● PROBLEM TO SOLVE
Return all lines in the material below that contain "with".

***

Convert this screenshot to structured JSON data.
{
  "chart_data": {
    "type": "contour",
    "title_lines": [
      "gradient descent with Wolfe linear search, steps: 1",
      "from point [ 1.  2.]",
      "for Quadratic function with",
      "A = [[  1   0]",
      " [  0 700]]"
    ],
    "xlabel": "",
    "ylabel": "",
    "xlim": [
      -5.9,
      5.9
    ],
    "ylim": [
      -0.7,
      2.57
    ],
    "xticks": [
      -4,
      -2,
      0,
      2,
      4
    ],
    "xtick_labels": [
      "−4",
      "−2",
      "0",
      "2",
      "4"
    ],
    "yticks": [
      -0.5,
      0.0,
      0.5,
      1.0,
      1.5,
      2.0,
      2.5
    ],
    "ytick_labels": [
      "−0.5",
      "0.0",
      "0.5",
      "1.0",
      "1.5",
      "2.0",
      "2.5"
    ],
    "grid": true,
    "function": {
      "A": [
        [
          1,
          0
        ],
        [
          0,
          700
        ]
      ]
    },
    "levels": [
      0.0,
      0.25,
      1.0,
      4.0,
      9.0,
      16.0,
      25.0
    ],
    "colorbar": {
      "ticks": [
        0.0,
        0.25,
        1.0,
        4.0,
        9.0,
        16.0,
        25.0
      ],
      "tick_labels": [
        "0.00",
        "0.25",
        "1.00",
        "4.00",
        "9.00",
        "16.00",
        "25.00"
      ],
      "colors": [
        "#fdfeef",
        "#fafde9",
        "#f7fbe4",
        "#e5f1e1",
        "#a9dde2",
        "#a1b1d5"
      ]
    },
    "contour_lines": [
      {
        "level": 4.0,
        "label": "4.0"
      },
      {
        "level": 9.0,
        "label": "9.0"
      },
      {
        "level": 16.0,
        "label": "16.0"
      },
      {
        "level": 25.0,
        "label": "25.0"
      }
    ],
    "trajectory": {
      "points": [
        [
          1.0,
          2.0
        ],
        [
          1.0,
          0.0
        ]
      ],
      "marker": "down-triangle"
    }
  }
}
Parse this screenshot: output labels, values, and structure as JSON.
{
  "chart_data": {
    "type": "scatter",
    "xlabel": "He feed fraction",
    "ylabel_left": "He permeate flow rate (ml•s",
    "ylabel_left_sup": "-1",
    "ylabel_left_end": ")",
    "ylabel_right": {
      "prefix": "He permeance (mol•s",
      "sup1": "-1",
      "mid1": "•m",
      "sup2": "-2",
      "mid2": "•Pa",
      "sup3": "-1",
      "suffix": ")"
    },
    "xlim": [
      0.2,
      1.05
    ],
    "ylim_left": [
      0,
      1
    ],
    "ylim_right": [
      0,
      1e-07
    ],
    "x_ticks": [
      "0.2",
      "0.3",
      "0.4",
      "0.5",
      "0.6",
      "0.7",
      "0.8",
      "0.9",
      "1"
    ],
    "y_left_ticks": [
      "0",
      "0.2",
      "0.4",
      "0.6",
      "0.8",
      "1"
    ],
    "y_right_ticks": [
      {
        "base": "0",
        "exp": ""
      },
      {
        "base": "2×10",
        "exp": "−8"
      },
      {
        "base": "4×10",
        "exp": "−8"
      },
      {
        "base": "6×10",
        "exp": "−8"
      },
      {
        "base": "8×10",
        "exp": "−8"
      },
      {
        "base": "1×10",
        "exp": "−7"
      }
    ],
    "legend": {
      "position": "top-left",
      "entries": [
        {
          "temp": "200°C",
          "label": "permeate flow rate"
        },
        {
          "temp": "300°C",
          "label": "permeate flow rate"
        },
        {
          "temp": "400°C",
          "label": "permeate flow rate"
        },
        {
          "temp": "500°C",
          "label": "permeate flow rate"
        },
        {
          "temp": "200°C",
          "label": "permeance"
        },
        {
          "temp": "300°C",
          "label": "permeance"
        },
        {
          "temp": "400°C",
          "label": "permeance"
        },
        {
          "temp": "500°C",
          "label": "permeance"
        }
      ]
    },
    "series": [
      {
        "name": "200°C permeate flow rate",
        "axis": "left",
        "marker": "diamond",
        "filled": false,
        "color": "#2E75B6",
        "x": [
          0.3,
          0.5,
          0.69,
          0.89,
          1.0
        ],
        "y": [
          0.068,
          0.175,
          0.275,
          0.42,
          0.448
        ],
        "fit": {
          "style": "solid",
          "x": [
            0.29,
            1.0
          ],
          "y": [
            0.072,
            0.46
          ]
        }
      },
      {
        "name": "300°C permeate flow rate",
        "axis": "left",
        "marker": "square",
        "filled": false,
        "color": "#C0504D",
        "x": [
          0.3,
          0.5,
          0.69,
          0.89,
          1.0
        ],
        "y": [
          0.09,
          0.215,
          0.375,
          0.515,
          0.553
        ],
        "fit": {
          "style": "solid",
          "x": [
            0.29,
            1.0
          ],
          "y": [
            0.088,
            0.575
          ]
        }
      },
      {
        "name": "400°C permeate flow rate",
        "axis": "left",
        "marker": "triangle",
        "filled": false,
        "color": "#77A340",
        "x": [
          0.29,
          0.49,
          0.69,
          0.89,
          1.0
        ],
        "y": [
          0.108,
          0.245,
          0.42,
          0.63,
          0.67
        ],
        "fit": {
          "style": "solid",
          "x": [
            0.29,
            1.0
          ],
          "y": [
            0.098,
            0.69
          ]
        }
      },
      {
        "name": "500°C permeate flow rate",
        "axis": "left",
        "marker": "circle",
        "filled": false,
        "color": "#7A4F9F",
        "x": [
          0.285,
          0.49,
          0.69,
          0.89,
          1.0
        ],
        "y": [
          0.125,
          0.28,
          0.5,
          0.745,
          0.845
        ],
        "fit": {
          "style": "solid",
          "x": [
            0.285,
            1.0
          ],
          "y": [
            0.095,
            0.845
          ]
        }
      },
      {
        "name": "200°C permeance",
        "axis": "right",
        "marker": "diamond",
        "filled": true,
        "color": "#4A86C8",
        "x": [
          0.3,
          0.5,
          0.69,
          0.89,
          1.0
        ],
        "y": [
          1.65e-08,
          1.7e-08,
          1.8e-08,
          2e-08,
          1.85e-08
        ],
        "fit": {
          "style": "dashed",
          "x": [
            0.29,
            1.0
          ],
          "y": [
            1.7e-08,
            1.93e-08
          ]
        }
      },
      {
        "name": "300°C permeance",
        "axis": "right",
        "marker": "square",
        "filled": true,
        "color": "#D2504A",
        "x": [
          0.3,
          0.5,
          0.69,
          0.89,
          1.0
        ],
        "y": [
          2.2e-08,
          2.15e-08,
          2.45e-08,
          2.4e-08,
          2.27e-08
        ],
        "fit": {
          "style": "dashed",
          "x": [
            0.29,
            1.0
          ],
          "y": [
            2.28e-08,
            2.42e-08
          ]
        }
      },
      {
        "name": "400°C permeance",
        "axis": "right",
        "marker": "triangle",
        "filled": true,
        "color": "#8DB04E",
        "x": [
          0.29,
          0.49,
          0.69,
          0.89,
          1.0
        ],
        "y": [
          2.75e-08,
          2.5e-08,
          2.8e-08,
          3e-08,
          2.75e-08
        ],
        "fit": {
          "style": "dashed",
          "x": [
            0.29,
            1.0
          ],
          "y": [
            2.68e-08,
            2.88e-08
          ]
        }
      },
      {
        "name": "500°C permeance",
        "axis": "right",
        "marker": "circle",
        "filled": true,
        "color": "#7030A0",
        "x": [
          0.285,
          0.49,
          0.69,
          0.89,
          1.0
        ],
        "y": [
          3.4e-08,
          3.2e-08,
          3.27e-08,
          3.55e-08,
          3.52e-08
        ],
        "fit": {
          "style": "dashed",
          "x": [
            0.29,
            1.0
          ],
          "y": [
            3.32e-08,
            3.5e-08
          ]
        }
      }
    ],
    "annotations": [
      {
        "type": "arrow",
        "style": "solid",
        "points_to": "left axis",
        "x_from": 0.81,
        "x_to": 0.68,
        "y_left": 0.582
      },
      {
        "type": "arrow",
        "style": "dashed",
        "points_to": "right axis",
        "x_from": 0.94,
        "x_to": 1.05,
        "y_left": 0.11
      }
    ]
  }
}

***

● ANSWER FOR THIS EXERCISE
      "gradient descent with Wolfe linear search, steps: 1",
      "for Quadratic function with",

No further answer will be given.